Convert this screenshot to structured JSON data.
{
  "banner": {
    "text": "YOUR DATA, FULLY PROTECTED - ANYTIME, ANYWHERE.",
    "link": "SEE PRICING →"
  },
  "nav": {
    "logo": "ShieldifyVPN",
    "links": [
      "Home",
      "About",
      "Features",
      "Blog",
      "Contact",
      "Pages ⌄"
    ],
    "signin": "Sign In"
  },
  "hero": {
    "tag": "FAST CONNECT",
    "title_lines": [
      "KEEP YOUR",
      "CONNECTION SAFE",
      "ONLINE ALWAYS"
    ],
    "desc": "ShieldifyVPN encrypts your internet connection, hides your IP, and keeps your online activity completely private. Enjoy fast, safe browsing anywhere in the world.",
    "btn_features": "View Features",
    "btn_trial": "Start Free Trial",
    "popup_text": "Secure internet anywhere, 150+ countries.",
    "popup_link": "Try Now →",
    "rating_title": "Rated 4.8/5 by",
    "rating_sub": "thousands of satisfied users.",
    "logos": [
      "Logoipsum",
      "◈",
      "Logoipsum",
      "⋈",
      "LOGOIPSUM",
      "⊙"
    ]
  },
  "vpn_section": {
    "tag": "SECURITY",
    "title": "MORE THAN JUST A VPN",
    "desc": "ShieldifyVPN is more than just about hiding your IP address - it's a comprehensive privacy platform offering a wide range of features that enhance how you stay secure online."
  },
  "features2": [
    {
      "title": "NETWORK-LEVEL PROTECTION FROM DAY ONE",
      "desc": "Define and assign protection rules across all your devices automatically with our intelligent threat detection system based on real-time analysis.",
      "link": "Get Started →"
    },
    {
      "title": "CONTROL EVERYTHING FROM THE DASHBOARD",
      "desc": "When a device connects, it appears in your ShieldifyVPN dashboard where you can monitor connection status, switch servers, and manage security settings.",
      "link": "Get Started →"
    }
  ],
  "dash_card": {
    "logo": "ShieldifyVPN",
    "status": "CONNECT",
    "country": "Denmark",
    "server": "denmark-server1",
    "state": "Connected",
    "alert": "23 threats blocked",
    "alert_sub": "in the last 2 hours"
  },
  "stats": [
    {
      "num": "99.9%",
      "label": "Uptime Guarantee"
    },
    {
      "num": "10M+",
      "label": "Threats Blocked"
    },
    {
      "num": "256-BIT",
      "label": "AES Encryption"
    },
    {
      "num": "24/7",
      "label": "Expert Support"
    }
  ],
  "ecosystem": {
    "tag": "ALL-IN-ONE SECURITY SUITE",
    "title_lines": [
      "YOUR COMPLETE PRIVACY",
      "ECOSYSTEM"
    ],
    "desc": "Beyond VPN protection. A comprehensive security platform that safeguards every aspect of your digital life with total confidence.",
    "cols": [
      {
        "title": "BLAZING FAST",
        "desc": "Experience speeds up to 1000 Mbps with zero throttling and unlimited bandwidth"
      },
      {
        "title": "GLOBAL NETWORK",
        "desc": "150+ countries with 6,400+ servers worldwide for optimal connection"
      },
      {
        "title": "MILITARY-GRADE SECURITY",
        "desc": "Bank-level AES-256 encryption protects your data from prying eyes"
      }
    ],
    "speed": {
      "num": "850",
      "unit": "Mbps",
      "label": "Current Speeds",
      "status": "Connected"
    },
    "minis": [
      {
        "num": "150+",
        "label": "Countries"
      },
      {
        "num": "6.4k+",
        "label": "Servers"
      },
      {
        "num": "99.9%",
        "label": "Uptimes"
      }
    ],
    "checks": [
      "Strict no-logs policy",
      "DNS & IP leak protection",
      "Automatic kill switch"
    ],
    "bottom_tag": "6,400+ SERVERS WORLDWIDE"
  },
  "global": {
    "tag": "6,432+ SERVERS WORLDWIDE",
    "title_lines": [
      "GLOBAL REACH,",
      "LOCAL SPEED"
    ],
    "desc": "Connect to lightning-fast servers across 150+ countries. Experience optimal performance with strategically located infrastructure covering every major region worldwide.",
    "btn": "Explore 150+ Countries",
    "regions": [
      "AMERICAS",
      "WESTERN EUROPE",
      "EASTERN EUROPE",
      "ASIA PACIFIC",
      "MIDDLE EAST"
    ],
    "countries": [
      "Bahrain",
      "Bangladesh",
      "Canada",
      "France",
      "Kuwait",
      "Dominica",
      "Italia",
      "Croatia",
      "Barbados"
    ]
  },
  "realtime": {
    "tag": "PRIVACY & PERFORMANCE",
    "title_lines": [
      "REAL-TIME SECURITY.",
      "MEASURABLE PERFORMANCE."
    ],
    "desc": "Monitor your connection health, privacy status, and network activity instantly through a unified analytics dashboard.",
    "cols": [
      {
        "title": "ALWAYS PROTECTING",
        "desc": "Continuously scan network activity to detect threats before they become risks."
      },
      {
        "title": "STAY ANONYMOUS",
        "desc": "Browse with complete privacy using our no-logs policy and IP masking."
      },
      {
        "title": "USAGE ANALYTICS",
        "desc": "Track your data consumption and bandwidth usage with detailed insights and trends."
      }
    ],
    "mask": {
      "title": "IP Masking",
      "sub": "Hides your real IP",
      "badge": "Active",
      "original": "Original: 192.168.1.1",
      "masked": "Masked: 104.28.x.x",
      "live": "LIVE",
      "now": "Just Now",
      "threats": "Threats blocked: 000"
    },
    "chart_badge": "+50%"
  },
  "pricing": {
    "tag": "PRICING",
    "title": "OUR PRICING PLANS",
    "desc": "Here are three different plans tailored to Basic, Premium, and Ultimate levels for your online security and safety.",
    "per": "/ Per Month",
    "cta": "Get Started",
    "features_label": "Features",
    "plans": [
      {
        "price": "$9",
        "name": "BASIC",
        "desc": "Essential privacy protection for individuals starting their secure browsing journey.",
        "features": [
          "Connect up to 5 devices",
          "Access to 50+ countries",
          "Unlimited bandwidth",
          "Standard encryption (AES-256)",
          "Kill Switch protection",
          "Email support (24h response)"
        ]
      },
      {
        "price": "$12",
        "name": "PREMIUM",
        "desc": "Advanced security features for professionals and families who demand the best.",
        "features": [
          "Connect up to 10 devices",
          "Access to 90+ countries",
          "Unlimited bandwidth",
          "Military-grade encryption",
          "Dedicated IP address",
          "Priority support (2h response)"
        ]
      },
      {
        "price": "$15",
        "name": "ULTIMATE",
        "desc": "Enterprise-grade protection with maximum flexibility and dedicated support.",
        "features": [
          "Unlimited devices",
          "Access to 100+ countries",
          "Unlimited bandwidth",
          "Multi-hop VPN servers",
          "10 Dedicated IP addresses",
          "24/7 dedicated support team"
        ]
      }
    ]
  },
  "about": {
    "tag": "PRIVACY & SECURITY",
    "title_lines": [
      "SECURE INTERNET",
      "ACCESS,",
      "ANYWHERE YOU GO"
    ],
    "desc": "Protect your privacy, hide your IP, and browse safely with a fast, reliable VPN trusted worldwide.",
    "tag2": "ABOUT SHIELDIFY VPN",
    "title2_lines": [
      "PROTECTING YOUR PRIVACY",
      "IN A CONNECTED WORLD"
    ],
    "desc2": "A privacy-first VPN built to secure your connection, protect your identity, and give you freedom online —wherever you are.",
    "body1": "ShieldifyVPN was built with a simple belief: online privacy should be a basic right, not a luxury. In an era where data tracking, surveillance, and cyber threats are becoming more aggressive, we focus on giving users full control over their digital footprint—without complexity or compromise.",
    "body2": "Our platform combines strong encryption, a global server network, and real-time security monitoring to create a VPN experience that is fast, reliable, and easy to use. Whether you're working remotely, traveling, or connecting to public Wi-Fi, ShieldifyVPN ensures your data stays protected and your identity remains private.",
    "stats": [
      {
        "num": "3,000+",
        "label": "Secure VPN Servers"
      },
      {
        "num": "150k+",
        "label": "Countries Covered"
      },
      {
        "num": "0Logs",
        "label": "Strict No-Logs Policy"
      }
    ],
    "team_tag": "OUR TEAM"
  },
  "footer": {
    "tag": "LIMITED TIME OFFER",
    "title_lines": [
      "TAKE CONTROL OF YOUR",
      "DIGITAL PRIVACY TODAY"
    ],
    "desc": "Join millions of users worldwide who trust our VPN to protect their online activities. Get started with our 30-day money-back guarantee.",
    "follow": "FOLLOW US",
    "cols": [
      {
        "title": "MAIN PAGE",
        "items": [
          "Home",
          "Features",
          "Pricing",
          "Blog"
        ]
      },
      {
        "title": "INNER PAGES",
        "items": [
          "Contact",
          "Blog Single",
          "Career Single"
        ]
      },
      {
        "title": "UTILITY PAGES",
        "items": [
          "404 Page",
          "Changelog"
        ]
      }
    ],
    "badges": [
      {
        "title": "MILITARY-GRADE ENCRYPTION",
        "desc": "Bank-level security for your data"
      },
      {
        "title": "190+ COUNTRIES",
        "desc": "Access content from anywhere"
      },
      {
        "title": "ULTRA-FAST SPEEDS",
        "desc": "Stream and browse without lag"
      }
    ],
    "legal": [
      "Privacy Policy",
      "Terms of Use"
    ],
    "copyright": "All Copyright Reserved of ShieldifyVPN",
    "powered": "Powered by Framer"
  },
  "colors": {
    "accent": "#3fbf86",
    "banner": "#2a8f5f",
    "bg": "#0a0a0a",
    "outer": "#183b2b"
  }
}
• • • • • • •
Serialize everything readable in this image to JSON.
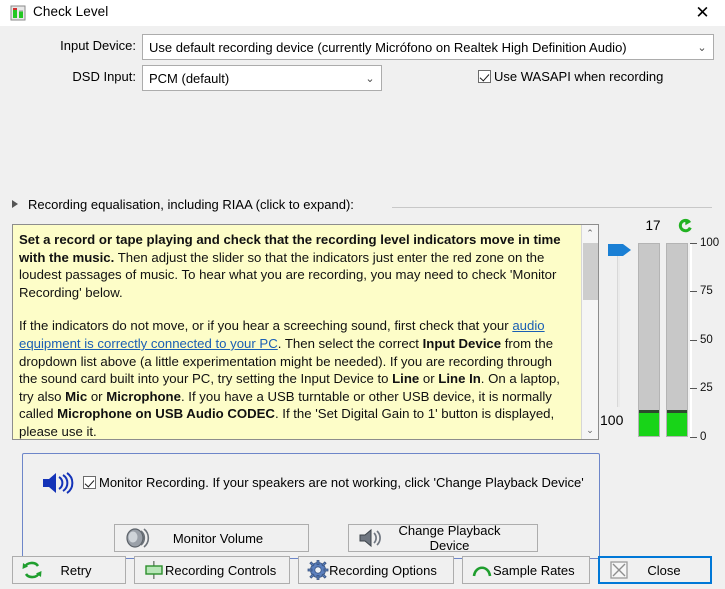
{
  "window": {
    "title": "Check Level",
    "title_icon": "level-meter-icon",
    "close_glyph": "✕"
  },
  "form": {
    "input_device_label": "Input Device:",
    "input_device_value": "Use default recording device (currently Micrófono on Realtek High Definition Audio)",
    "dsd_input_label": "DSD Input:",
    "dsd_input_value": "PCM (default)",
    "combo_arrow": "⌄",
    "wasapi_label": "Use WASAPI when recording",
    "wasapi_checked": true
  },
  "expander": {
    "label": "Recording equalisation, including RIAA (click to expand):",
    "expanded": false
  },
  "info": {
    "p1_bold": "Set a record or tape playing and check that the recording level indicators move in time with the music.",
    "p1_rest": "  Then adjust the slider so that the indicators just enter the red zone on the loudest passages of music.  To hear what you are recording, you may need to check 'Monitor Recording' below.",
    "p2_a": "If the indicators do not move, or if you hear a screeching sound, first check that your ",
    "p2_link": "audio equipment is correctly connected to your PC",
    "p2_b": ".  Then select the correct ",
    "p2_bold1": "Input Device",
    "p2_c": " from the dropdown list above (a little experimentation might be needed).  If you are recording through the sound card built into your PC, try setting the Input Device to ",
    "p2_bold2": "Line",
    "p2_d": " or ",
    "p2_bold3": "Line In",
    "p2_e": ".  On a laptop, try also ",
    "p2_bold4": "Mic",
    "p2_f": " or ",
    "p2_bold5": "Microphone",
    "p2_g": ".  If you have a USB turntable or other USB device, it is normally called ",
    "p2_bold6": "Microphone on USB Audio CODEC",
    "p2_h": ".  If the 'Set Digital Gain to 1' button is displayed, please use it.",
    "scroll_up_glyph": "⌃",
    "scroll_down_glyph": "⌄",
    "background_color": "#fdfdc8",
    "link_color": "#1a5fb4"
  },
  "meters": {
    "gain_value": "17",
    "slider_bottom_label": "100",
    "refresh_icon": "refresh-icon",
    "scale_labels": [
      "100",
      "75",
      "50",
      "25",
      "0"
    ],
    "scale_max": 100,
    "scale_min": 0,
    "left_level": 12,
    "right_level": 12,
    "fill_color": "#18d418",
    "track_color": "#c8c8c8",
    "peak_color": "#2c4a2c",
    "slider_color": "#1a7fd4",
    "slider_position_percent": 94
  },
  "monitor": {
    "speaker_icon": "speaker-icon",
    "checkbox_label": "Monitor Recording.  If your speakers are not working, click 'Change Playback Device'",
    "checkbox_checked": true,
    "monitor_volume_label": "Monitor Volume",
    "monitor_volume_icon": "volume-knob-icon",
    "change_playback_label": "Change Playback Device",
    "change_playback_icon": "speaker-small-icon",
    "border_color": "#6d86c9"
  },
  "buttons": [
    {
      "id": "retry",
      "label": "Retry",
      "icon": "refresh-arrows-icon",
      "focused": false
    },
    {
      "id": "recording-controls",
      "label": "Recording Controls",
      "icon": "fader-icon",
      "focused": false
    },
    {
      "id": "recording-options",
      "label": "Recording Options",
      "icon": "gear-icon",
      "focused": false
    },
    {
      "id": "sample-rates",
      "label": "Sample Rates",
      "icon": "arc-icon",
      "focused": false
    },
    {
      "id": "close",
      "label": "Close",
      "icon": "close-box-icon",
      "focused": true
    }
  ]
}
• • • • • • •
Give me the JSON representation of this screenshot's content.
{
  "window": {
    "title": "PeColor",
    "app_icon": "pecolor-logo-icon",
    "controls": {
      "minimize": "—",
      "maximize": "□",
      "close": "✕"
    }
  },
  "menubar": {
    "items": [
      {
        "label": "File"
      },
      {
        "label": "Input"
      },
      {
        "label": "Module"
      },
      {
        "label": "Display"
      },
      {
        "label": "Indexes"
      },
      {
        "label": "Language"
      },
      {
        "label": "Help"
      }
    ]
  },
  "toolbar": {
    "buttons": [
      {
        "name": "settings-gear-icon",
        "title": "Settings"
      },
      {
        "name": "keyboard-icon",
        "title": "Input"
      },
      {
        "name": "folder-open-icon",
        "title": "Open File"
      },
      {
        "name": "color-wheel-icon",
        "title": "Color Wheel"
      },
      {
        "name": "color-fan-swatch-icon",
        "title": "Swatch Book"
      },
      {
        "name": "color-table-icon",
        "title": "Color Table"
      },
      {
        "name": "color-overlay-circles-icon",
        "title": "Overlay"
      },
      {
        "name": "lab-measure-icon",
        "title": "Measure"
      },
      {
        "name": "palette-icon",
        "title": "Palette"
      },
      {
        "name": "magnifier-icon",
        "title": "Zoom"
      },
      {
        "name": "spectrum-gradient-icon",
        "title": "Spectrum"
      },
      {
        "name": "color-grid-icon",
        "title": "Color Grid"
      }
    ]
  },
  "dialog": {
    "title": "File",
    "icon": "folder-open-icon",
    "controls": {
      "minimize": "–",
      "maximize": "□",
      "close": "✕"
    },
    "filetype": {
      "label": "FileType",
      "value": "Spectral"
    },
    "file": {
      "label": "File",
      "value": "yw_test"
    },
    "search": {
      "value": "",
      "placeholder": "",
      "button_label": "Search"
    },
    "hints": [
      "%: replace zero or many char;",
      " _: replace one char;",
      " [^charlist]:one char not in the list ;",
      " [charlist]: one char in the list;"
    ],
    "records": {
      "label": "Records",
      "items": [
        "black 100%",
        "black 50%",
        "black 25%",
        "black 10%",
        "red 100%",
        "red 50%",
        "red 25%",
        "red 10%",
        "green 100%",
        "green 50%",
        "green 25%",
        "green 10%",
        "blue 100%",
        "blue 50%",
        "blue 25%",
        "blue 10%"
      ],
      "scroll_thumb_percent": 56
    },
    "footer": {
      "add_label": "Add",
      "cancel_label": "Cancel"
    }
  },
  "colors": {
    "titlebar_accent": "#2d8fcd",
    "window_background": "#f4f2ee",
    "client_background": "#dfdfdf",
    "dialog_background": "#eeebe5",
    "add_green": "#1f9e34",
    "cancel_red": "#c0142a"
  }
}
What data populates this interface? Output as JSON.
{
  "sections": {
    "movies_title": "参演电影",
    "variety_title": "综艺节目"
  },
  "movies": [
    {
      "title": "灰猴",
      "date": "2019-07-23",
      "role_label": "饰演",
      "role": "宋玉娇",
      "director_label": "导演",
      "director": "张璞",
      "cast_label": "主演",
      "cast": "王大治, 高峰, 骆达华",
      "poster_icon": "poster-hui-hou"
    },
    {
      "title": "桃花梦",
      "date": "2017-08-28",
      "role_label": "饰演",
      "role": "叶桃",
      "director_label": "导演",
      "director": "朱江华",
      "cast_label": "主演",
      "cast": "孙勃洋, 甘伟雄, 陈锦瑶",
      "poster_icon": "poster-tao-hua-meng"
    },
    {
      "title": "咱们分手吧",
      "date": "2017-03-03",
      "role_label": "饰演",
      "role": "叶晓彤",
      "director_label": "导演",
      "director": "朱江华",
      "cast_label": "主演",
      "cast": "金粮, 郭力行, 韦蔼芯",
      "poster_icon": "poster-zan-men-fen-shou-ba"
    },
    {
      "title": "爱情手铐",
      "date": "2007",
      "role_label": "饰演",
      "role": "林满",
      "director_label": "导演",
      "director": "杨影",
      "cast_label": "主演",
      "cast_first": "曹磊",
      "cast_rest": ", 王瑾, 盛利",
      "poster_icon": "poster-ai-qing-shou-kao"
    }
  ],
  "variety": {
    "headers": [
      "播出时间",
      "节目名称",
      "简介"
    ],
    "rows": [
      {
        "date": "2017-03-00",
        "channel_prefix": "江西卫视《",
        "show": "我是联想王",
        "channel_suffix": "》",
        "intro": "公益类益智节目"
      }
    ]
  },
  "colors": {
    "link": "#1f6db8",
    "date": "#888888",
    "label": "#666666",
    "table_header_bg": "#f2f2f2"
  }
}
• • • • • • •
* [Task to complete] Copy in full each line that holds the word "sound".

* [Answer to this exercise]
    "p2_a": "If the indicators do not move, or if you hear a screeching sound, first check that your ",
    "p2_c": " from the dropdown list above (a little experimentation might be needed).  If you are recording through the sound card built into your PC, try setting the Input Device to ",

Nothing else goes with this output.